(Data entries)
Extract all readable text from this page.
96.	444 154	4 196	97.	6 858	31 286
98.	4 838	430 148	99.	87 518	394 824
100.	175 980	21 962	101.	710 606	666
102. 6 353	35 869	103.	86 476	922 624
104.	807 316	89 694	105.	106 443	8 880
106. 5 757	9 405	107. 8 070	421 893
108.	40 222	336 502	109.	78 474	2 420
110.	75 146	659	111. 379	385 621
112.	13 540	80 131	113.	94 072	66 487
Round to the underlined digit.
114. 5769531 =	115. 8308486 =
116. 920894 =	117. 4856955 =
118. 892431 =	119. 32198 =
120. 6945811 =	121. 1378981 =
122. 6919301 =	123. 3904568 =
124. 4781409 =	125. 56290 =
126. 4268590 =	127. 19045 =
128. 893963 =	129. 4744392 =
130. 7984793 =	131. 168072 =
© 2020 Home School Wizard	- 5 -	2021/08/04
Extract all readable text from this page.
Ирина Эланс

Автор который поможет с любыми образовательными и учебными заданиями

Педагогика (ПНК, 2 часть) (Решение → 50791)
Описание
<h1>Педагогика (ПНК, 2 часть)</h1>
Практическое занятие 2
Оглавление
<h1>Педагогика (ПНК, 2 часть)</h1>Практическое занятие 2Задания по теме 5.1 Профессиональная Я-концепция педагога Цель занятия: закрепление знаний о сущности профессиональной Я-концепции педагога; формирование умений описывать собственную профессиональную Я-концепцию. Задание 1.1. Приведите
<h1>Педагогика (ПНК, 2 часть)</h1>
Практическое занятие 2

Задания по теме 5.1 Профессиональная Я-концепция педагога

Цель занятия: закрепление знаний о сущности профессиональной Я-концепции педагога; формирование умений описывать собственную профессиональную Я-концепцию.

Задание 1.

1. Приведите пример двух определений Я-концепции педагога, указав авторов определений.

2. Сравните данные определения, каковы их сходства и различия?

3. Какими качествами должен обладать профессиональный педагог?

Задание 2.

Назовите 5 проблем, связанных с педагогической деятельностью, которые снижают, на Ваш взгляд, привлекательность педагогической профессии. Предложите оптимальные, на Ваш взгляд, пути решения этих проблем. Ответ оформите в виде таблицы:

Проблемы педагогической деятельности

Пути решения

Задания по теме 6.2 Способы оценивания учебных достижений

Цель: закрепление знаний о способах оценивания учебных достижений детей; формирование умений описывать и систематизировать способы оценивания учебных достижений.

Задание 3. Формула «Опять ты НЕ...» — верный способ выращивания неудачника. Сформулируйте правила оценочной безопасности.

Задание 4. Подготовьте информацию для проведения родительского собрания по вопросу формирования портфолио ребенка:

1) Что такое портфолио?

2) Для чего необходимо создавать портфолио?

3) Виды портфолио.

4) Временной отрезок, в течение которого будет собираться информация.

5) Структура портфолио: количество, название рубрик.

STATED GOAL = Exactly as shown above, return every record.

RESULT =
Extract all readable text from this page.
96.	444 154	4 196	97.	6 858	31 286
98.	4 838	430 148	99.	87 518	394 824
100.	175 980	21 962	101.	710 606	666
102. 6 353	35 869	103.	86 476	922 624
104.	807 316	89 694	105.	106 443	8 880
106. 5 757	9 405	107. 8 070	421 893
108.	40 222	336 502	109.	78 474	2 420
110.	75 146	659	111. 379	385 621
112.	13 540	80 131	113.	94 072	66 487
Round to the underlined digit.
114. 5769531 =	115. 8308486 =
116. 920894 =	117. 4856955 =
118. 892431 =	119. 32198 =
120. 6945811 =	121. 1378981 =
122. 6919301 =	123. 3904568 =
124. 4781409 =	125. 56290 =
126. 4268590 =	127. 19045 =
128. 893963 =	129. 4744392 =
130. 7984793 =	131. 168072 =
© 2020 Home School Wizard	- 5 -	2021/08/04
Extract all readable text from this page.
Ирина Эланс

Автор который поможет с любыми образовательными и учебными заданиями

Педагогика (ПНК, 2 часть) (Решение → 50791)
Описание
<h1>Педагогика (ПНК, 2 часть)</h1>
Практическое занятие 2
Оглавление
<h1>Педагогика (ПНК, 2 часть)</h1>Практическое занятие 2Задания по теме 5.1 Профессиональная Я-концепция педагога Цель занятия: закрепление знаний о сущности профессиональной Я-концепции педагога; формирование умений описывать собственную профессиональную Я-концепцию. Задание 1.1. Приведите
<h1>Педагогика (ПНК, 2 часть)</h1>
Практическое занятие 2

Задания по теме 5.1 Профессиональная Я-концепция педагога

Цель занятия: закрепление знаний о сущности профессиональной Я-концепции педагога; формирование умений описывать собственную профессиональную Я-концепцию.

Задание 1.

1. Приведите пример двух определений Я-концепции педагога, указав авторов определений.

2. Сравните данные определения, каковы их сходства и различия?

3. Какими качествами должен обладать профессиональный педагог?

Задание 2.

Назовите 5 проблем, связанных с педагогической деятельностью, которые снижают, на Ваш взгляд, привлекательность педагогической профессии. Предложите оптимальные, на Ваш взгляд, пути решения этих проблем. Ответ оформите в виде таблицы:

Проблемы педагогической деятельности

Пути решения

Задания по теме 6.2 Способы оценивания учебных достижений

Цель: закрепление знаний о способах оценивания учебных достижений детей; формирование умений описывать и систематизировать способы оценивания учебных достижений.

Задание 3. Формула «Опять ты НЕ...» — верный способ выращивания неудачника. Сформулируйте правила оценочной безопасности.

Задание 4. Подготовьте информацию для проведения родительского собрания по вопросу формирования портфолио ребенка:

1) Что такое портфолио?

2) Для чего необходимо создавать портфолио?

3) Виды портфолио.

4) Временной отрезок, в течение которого будет собираться информация.

5) Структура портфолио: количество, название рубрик.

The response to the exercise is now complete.